====== Entries provided ======
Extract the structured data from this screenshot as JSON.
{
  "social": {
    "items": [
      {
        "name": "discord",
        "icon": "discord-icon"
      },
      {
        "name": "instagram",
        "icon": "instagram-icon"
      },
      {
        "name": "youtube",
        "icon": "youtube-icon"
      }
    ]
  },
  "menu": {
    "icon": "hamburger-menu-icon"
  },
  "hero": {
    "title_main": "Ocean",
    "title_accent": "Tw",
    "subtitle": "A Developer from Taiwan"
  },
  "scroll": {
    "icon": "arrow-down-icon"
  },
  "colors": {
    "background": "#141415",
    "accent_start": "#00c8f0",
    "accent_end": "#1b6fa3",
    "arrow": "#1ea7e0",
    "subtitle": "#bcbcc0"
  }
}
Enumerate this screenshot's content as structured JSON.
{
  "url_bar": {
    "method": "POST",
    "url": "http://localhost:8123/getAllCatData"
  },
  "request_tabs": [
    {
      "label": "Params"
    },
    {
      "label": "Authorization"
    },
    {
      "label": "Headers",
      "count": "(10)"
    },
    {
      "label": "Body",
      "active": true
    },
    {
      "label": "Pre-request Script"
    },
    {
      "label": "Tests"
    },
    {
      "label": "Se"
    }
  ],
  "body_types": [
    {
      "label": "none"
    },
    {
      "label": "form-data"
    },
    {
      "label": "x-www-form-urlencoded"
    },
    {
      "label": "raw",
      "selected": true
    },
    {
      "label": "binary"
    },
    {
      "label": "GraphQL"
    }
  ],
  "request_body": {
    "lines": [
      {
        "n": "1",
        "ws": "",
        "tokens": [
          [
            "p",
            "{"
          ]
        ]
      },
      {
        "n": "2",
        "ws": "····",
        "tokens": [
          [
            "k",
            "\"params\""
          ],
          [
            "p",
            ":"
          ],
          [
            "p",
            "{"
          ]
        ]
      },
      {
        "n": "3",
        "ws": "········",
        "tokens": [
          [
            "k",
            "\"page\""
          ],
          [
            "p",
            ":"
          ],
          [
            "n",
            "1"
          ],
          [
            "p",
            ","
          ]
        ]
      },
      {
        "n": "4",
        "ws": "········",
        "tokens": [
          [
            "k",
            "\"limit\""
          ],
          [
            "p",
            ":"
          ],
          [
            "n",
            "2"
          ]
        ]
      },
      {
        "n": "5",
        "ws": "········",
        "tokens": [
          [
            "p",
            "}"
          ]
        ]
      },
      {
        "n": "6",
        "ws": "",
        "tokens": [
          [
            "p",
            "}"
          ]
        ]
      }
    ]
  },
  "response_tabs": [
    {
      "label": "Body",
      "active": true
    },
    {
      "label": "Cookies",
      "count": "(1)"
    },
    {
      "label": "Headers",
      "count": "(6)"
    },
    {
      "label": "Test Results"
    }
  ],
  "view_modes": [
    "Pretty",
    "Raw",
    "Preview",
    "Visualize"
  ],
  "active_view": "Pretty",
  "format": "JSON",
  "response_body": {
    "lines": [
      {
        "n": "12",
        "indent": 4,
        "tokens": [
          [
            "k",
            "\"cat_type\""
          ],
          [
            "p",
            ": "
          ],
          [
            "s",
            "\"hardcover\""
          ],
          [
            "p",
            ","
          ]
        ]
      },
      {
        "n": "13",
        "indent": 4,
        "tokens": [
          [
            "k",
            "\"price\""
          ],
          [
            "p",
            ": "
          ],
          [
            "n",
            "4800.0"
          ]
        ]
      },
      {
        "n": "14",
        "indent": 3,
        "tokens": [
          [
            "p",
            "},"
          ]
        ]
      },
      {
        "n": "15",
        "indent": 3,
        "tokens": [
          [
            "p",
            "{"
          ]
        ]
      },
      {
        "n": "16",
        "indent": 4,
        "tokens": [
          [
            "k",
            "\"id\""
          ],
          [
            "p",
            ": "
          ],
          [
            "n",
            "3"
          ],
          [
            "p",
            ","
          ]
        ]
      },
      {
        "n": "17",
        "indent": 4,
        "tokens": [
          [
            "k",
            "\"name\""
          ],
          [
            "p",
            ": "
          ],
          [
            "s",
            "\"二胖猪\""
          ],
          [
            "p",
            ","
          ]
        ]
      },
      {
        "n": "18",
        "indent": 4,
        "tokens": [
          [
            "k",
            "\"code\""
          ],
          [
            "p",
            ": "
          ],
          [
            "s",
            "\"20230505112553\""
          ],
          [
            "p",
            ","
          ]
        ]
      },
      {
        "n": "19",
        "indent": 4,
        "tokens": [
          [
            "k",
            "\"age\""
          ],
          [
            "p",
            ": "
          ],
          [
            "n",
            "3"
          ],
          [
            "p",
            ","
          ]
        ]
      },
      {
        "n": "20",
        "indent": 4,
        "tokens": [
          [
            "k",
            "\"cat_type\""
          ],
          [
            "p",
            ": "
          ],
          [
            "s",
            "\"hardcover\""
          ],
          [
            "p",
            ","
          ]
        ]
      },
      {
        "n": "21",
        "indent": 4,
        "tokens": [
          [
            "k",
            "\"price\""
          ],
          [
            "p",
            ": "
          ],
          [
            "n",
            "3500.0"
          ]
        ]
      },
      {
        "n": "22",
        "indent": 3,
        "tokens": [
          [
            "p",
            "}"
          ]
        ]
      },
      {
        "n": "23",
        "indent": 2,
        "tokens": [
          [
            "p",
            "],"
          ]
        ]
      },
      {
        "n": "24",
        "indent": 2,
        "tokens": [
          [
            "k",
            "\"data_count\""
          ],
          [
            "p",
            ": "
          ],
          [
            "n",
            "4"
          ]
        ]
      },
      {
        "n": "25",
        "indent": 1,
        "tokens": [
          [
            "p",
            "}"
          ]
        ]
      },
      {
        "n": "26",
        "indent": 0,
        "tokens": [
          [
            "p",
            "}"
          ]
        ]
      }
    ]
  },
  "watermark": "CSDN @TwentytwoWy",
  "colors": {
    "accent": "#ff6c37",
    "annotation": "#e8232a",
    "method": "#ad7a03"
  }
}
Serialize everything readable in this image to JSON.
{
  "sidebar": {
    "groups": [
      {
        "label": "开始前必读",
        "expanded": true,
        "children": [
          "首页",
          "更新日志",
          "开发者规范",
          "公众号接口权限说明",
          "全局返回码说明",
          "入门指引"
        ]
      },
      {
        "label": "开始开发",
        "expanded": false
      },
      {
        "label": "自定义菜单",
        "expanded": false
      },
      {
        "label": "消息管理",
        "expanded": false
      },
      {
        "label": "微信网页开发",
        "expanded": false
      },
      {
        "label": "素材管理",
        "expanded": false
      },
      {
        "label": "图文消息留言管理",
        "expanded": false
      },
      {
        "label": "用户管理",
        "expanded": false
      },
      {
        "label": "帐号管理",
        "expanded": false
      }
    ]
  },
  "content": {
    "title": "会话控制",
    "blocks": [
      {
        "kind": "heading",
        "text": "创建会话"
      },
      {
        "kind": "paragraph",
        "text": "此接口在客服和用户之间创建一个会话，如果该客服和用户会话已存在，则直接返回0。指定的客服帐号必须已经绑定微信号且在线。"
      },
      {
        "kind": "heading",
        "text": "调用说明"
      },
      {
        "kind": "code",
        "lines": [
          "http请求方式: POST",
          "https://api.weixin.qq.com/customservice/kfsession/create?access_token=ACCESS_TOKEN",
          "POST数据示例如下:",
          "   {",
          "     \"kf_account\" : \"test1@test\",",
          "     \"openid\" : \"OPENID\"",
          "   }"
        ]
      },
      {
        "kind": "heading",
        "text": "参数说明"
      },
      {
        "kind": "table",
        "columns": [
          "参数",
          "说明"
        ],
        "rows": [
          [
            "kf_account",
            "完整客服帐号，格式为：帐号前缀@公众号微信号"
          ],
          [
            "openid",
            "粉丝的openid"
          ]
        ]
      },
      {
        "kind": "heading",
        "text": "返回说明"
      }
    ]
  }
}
======
* [Required task]
Write the whole listing out again. Keep every line exactly as it is.

* [Response to the task]
Extract the structured data from this screenshot as JSON.
{
  "social": {
    "items": [
      {
        "name": "discord",
        "icon": "discord-icon"
      },
      {
        "name": "instagram",
        "icon": "instagram-icon"
      },
      {
        "name": "youtube",
        "icon": "youtube-icon"
      }
    ]
  },
  "menu": {
    "icon": "hamburger-menu-icon"
  },
  "hero": {
    "title_main": "Ocean",
    "title_accent": "Tw",
    "subtitle": "A Developer from Taiwan"
  },
  "scroll": {
    "icon": "arrow-down-icon"
  },
  "colors": {
    "background": "#141415",
    "accent_start": "#00c8f0",
    "accent_end": "#1b6fa3",
    "arrow": "#1ea7e0",
    "subtitle": "#bcbcc0"
  }
}
Enumerate this screenshot's content as structured JSON.
{
  "url_bar": {
    "method": "POST",
    "url": "http://localhost:8123/getAllCatData"
  },
  "request_tabs": [
    {
      "label": "Params"
    },
    {
      "label": "Authorization"
    },
    {
      "label": "Headers",
      "count": "(10)"
    },
    {
      "label": "Body",
      "active": true
    },
    {
      "label": "Pre-request Script"
    },
    {
      "label": "Tests"
    },
    {
      "label": "Se"
    }
  ],
  "body_types": [
    {
      "label": "none"
    },
    {
      "label": "form-data"
    },
    {
      "label": "x-www-form-urlencoded"
    },
    {
      "label": "raw",
      "selected": true
    },
    {
      "label": "binary"
    },
    {
      "label": "GraphQL"
    }
  ],
  "request_body": {
    "lines": [
      {
        "n": "1",
        "ws": "",
        "tokens": [
          [
            "p",
            "{"
          ]
        ]
      },
      {
        "n": "2",
        "ws": "····",
        "tokens": [
          [
            "k",
            "\"params\""
          ],
          [
            "p",
            ":"
          ],
          [
            "p",
            "{"
          ]
        ]
      },
      {
        "n": "3",
        "ws": "········",
        "tokens": [
          [
            "k",
            "\"page\""
          ],
          [
            "p",
            ":"
          ],
          [
            "n",
            "1"
          ],
          [
            "p",
            ","
          ]
        ]
      },
      {
        "n": "4",
        "ws": "········",
        "tokens": [
          [
            "k",
            "\"limit\""
          ],
          [
            "p",
            ":"
          ],
          [
            "n",
            "2"
          ]
        ]
      },
      {
        "n": "5",
        "ws": "········",
        "tokens": [
          [
            "p",
            "}"
          ]
        ]
      },
      {
        "n": "6",
        "ws": "",
        "tokens": [
          [
            "p",
            "}"
          ]
        ]
      }
    ]
  },
  "response_tabs": [
    {
      "label": "Body",
      "active": true
    },
    {
      "label": "Cookies",
      "count": "(1)"
    },
    {
      "label": "Headers",
      "count": "(6)"
    },
    {
      "label": "Test Results"
    }
  ],
  "view_modes": [
    "Pretty",
    "Raw",
    "Preview",
    "Visualize"
  ],
  "active_view": "Pretty",
  "format": "JSON",
  "response_body": {
    "lines": [
      {
        "n": "12",
        "indent": 4,
        "tokens": [
          [
            "k",
            "\"cat_type\""
          ],
          [
            "p",
            ": "
          ],
          [
            "s",
            "\"hardcover\""
          ],
          [
            "p",
            ","
          ]
        ]
      },
      {
        "n": "13",
        "indent": 4,
        "tokens": [
          [
            "k",
            "\"price\""
          ],
          [
            "p",
            ": "
          ],
          [
            "n",
            "4800.0"
          ]
        ]
      },
      {
        "n": "14",
        "indent": 3,
        "tokens": [
          [
            "p",
            "},"
          ]
        ]
      },
      {
        "n": "15",
        "indent": 3,
        "tokens": [
          [
            "p",
            "{"
          ]
        ]
      },
      {
        "n": "16",
        "indent": 4,
        "tokens": [
          [
            "k",
            "\"id\""
          ],
          [
            "p",
            ": "
          ],
          [
            "n",
            "3"
          ],
          [
            "p",
            ","
          ]
        ]
      },
      {
        "n": "17",
        "indent": 4,
        "tokens": [
          [
            "k",
            "\"name\""
          ],
          [
            "p",
            ": "
          ],
          [
            "s",
            "\"二胖猪\""
          ],
          [
            "p",
            ","
          ]
        ]
      },
      {
        "n": "18",
        "indent": 4,
        "tokens": [
          [
            "k",
            "\"code\""
          ],
          [
            "p",
            ": "
          ],
          [
            "s",
            "\"20230505112553\""
          ],
          [
            "p",
            ","
          ]
        ]
      },
      {
        "n": "19",
        "indent": 4,
        "tokens": [
          [
            "k",
            "\"age\""
          ],
          [
            "p",
            ": "
          ],
          [
            "n",
            "3"
          ],
          [
            "p",
            ","
          ]
        ]
      },
      {
        "n": "20",
        "indent": 4,
        "tokens": [
          [
            "k",
            "\"cat_type\""
          ],
          [
            "p",
            ": "
          ],
          [
            "s",
            "\"hardcover\""
          ],
          [
            "p",
            ","
          ]
        ]
      },
      {
        "n": "21",
        "indent": 4,
        "tokens": [
          [
            "k",
            "\"price\""
          ],
          [
            "p",
            ": "
          ],
          [
            "n",
            "3500.0"
          ]
        ]
      },
      {
        "n": "22",
        "indent": 3,
        "tokens": [
          [
            "p",
            "}"
          ]
        ]
      },
      {
        "n": "23",
        "indent": 2,
        "tokens": [
          [
            "p",
            "],"
          ]
        ]
      },
      {
        "n": "24",
        "indent": 2,
        "tokens": [
          [
            "k",
            "\"data_count\""
          ],
          [
            "p",
            ": "
          ],
          [
            "n",
            "4"
          ]
        ]
      },
      {
        "n": "25",
        "indent": 1,
        "tokens": [
          [
            "p",
            "}"
          ]
        ]
      },
      {
        "n": "26",
        "indent": 0,
        "tokens": [
          [
            "p",
            "}"
          ]
        ]
      }
    ]
  },
  "watermark": "CSDN @TwentytwoWy",
  "colors": {
    "accent": "#ff6c37",
    "annotation": "#e8232a",
    "method": "#ad7a03"
  }
}
Serialize everything readable in this image to JSON.
{
  "sidebar": {
    "groups": [
      {
        "label": "开始前必读",
        "expanded": true,
        "children": [
          "首页",
          "更新日志",
          "开发者规范",
          "公众号接口权限说明",
          "全局返回码说明",
          "入门指引"
        ]
      },
      {
        "label": "开始开发",
        "expanded": false
      },
      {
        "label": "自定义菜单",
        "expanded": false
      },
      {
        "label": "消息管理",
        "expanded": false
      },
      {
        "label": "微信网页开发",
        "expanded": false
      },
      {
        "label": "素材管理",
        "expanded": false
      },
      {
        "label": "图文消息留言管理",
        "expanded": false
      },
      {
        "label": "用户管理",
        "expanded": false
      },
      {
        "label": "帐号管理",
        "expanded": false
      }
    ]
  },
  "content": {
    "title": "会话控制",
    "blocks": [
      {
        "kind": "heading",
        "text": "创建会话"
      },
      {
        "kind": "paragraph",
        "text": "此接口在客服和用户之间创建一个会话，如果该客服和用户会话已存在，则直接返回0。指定的客服帐号必须已经绑定微信号且在线。"
      },
      {
        "kind": "heading",
        "text": "调用说明"
      },
      {
        "kind": "code",
        "lines": [
          "http请求方式: POST",
          "https://api.weixin.qq.com/customservice/kfsession/create?access_token=ACCESS_TOKEN",
          "POST数据示例如下:",
          "   {",
          "     \"kf_account\" : \"test1@test\",",
          "     \"openid\" : \"OPENID\"",
          "   }"
        ]
      },
      {
        "kind": "heading",
        "text": "参数说明"
      },
      {
        "kind": "table",
        "columns": [
          "参数",
          "说明"
        ],
        "rows": [
          [
            "kf_account",
            "完整客服帐号，格式为：帐号前缀@公众号微信号"
          ],
          [
            "openid",
            "粉丝的openid"
          ]
        ]
      },
      {
        "kind": "heading",
        "text": "返回说明"
      }
    ]
  }
}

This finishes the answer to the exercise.